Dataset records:
■ ■ ■ ■ ■

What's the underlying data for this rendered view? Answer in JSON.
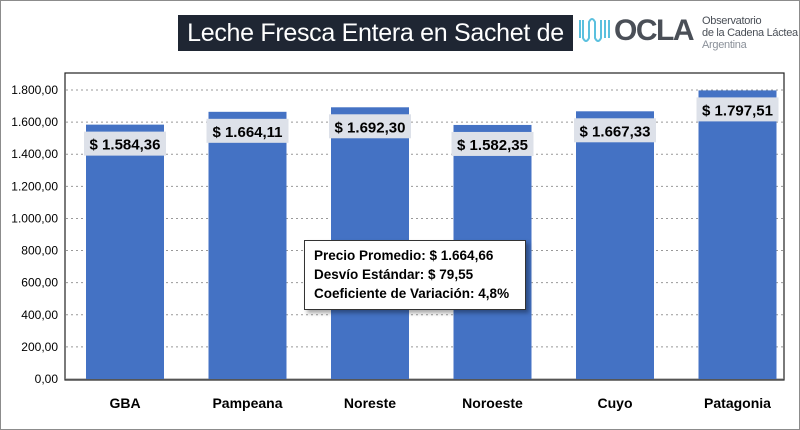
{
  "header": {
    "title": "Leche Fresca Entera en Sachet de litro",
    "logo": {
      "brand": "OCLA",
      "line1": "Observatorio",
      "line2": "de la Cadena Láctea",
      "line3": "Argentina"
    }
  },
  "stats": {
    "promedio": "Precio Promedio: $ 1.664,66",
    "desvio": "Desvío Estándar: $ 79,55",
    "coeficiente": "Coeficiente de Variación: 4,8%"
  },
  "colors": {
    "bar": "#4472c4",
    "label_bg": "#dde1e9",
    "title_bg": "#1f2633",
    "logo_accent": "#5bc0de"
  },
  "chart_data": {
    "type": "bar",
    "title": "Leche Fresca Entera en Sachet de litro",
    "categories": [
      "GBA",
      "Pampeana",
      "Noreste",
      "Noroeste",
      "Cuyo",
      "Patagonia"
    ],
    "values": [
      1584.36,
      1664.11,
      1692.3,
      1582.35,
      1667.33,
      1797.51
    ],
    "data_labels": [
      "$ 1.584,36",
      "$ 1.664,11",
      "$ 1.692,30",
      "$ 1.582,35",
      "$ 1.667,33",
      "$ 1.797,51"
    ],
    "yticks": [
      "0,00",
      "200,00",
      "400,00",
      "600,00",
      "800,00",
      "1.000,00",
      "1.200,00",
      "1.400,00",
      "1.600,00",
      "1.800,00"
    ],
    "ylim": [
      0,
      1800
    ],
    "grid": "horizontal-dotted",
    "legend": "none"
  }
}
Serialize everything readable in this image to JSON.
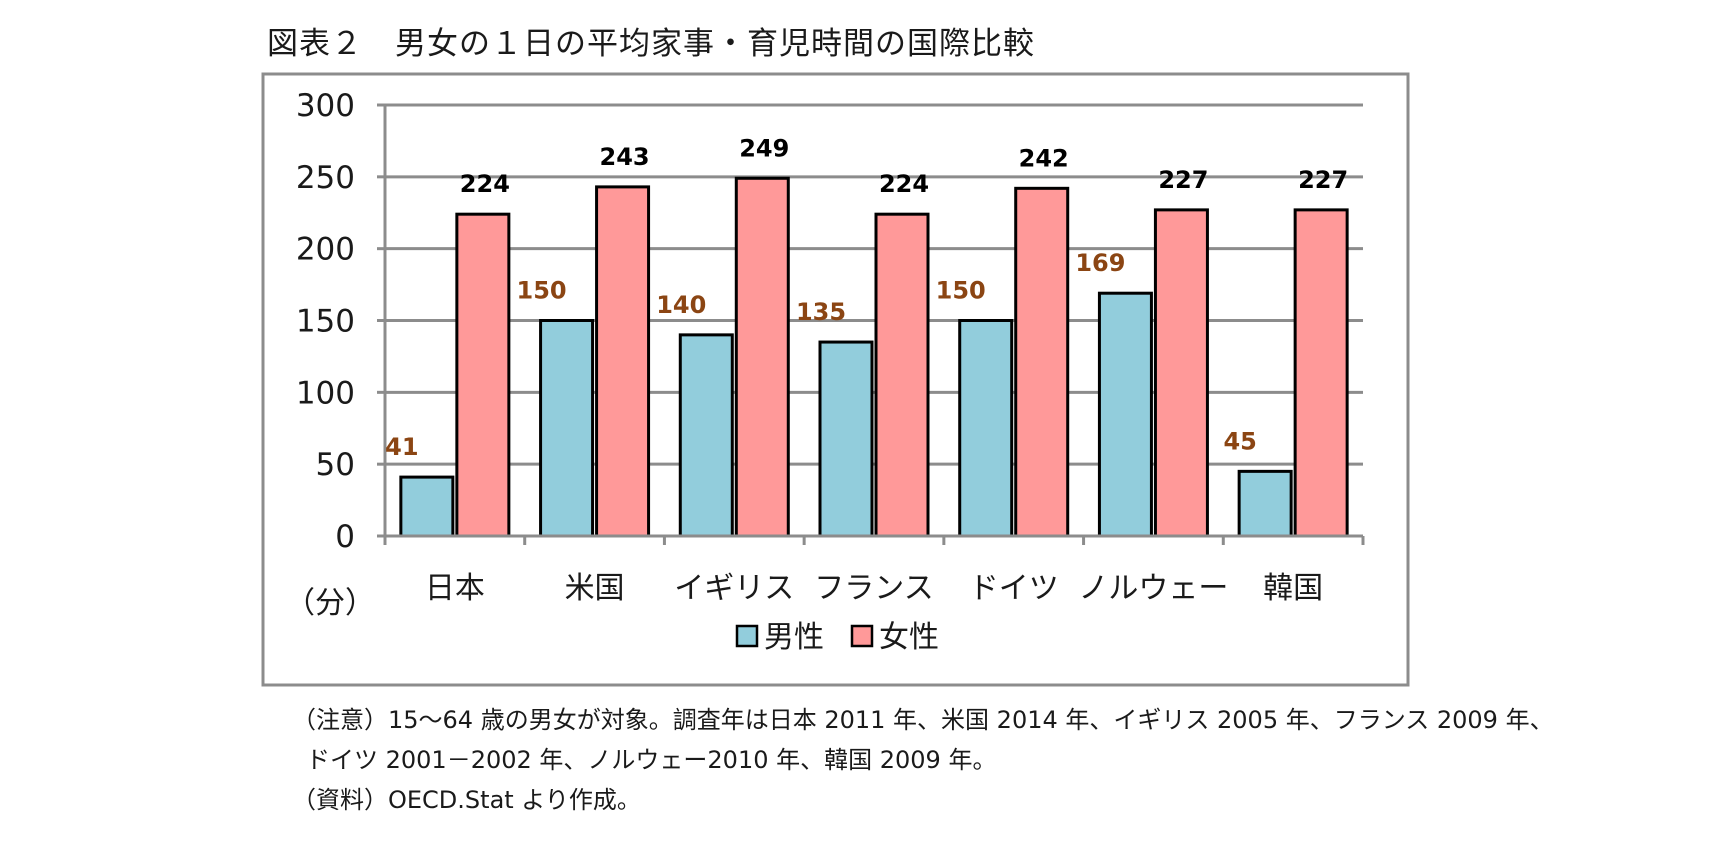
{
  "chart_data": {
    "type": "bar",
    "title": "図表２　男女の１日の平均家事・育児時間の国際比較",
    "ylabel": "（分）",
    "ylim": [
      0,
      300
    ],
    "yticks": [
      0,
      50,
      100,
      150,
      200,
      250,
      300
    ],
    "grid": true,
    "legend_position": "bottom",
    "categories": [
      "日本",
      "米国",
      "イギリス",
      "フランス",
      "ドイツ",
      "ノルウェー",
      "韓国"
    ],
    "series": [
      {
        "name": "男性",
        "values": [
          41,
          150,
          140,
          135,
          150,
          169,
          45
        ],
        "color": "#92cddc",
        "label_color": "#8b4513"
      },
      {
        "name": "女性",
        "values": [
          224,
          243,
          249,
          224,
          242,
          227,
          227
        ],
        "color": "#ff9999",
        "label_color": "#000000"
      }
    ]
  },
  "notes": [
    "（注意）15～64 歳の男女が対象。調査年は日本 2011 年、米国 2014 年、イギリス 2005 年、フランス 2009 年、",
    "ドイツ 2001－2002 年、ノルウェー2010 年、韓国 2009 年。",
    "（資料）OECD.Stat より作成。"
  ]
}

■ ■ ■ ■ ■

Goal
Find the line with "Serialize everything readable" in the listing and extract it and all lines after it through the end, exactly, without the pictures.

Response below
Serialize everything readable in this image to JSON.
{
  "chart_data": {
    "type": "bar",
    "title": "図表２　男女の１日の平均家事・育児時間の国際比較",
    "ylabel": "（分）",
    "ylim": [
      0,
      300
    ],
    "yticks": [
      0,
      50,
      100,
      150,
      200,
      250,
      300
    ],
    "grid": true,
    "legend_position": "bottom",
    "categories": [
      "日本",
      "米国",
      "イギリス",
      "フランス",
      "ドイツ",
      "ノルウェー",
      "韓国"
    ],
    "series": [
      {
        "name": "男性",
        "values": [
          41,
          150,
          140,
          135,
          150,
          169,
          45
        ],
        "color": "#92cddc",
        "label_color": "#8b4513"
      },
      {
        "name": "女性",
        "values": [
          224,
          243,
          249,
          224,
          242,
          227,
          227
        ],
        "color": "#ff9999",
        "label_color": "#000000"
      }
    ]
  },
  "notes": [
    "（注意）15～64 歳の男女が対象。調査年は日本 2011 年、米国 2014 年、イギリス 2005 年、フランス 2009 年、",
    "ドイツ 2001－2002 年、ノルウェー2010 年、韓国 2009 年。",
    "（資料）OECD.Stat より作成。"
  ]
}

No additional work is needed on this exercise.